TASK TO COMPLETE: Exactly as they appear, output all of the entries.

DATA ENTRIES:
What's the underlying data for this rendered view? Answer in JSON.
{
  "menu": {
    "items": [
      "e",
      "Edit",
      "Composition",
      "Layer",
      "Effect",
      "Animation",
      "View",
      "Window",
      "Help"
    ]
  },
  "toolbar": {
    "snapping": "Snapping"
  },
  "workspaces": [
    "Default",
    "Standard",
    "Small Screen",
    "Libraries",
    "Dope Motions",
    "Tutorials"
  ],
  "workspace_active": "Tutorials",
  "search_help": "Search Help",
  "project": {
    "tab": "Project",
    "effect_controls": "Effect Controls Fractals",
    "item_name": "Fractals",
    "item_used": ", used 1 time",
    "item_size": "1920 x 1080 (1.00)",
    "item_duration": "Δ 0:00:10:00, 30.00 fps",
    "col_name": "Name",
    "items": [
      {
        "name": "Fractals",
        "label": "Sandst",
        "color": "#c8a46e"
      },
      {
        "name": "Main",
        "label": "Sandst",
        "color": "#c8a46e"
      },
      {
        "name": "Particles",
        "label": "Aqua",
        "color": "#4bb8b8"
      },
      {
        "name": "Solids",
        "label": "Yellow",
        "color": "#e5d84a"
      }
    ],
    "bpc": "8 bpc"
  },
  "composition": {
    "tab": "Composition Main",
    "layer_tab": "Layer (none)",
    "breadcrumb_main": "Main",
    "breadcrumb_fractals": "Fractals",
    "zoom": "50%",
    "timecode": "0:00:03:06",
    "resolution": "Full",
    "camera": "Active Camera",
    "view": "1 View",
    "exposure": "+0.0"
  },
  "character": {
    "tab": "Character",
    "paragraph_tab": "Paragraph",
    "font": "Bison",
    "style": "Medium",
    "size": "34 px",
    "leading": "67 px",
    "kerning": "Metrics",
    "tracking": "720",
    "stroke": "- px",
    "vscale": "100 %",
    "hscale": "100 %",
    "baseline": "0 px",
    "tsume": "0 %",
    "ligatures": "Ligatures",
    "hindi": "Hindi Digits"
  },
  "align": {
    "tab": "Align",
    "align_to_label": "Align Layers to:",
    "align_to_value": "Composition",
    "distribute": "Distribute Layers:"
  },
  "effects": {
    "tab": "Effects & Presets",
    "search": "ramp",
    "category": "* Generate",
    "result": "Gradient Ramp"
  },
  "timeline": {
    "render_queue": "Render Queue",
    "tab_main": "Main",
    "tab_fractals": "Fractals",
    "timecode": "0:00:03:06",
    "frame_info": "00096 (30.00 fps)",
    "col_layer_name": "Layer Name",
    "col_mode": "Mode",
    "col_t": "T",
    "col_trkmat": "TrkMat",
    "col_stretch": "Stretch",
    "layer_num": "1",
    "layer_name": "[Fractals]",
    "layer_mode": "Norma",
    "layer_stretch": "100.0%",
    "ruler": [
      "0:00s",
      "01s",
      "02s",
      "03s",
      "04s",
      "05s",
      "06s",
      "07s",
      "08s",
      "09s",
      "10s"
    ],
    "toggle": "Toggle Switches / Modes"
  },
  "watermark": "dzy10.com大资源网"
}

TASK SOLUTION:
What's the underlying data for this rendered view? Answer in JSON.
{
  "menu": {
    "items": [
      "e",
      "Edit",
      "Composition",
      "Layer",
      "Effect",
      "Animation",
      "View",
      "Window",
      "Help"
    ]
  },
  "toolbar": {
    "snapping": "Snapping"
  },
  "workspaces": [
    "Default",
    "Standard",
    "Small Screen",
    "Libraries",
    "Dope Motions",
    "Tutorials"
  ],
  "workspace_active": "Tutorials",
  "search_help": "Search Help",
  "project": {
    "tab": "Project",
    "effect_controls": "Effect Controls Fractals",
    "item_name": "Fractals",
    "item_used": ", used 1 time",
    "item_size": "1920 x 1080 (1.00)",
    "item_duration": "Δ 0:00:10:00, 30.00 fps",
    "col_name": "Name",
    "items": [
      {
        "name": "Fractals",
        "label": "Sandst",
        "color": "#c8a46e"
      },
      {
        "name": "Main",
        "label": "Sandst",
        "color": "#c8a46e"
      },
      {
        "name": "Particles",
        "label": "Aqua",
        "color": "#4bb8b8"
      },
      {
        "name": "Solids",
        "label": "Yellow",
        "color": "#e5d84a"
      }
    ],
    "bpc": "8 bpc"
  },
  "composition": {
    "tab": "Composition Main",
    "layer_tab": "Layer (none)",
    "breadcrumb_main": "Main",
    "breadcrumb_fractals": "Fractals",
    "zoom": "50%",
    "timecode": "0:00:03:06",
    "resolution": "Full",
    "camera": "Active Camera",
    "view": "1 View",
    "exposure": "+0.0"
  },
  "character": {
    "tab": "Character",
    "paragraph_tab": "Paragraph",
    "font": "Bison",
    "style": "Medium",
    "size": "34 px",
    "leading": "67 px",
    "kerning": "Metrics",
    "tracking": "720",
    "stroke": "- px",
    "vscale": "100 %",
    "hscale": "100 %",
    "baseline": "0 px",
    "tsume": "0 %",
    "ligatures": "Ligatures",
    "hindi": "Hindi Digits"
  },
  "align": {
    "tab": "Align",
    "align_to_label": "Align Layers to:",
    "align_to_value": "Composition",
    "distribute": "Distribute Layers:"
  },
  "effects": {
    "tab": "Effects & Presets",
    "search": "ramp",
    "category": "* Generate",
    "result": "Gradient Ramp"
  },
  "timeline": {
    "render_queue": "Render Queue",
    "tab_main": "Main",
    "tab_fractals": "Fractals",
    "timecode": "0:00:03:06",
    "frame_info": "00096 (30.00 fps)",
    "col_layer_name": "Layer Name",
    "col_mode": "Mode",
    "col_t": "T",
    "col_trkmat": "TrkMat",
    "col_stretch": "Stretch",
    "layer_num": "1",
    "layer_name": "[Fractals]",
    "layer_mode": "Norma",
    "layer_stretch": "100.0%",
    "ruler": [
      "0:00s",
      "01s",
      "02s",
      "03s",
      "04s",
      "05s",
      "06s",
      "07s",
      "08s",
      "09s",
      "10s"
    ],
    "toggle": "Toggle Switches / Modes"
  },
  "watermark": "dzy10.com大资源网"
}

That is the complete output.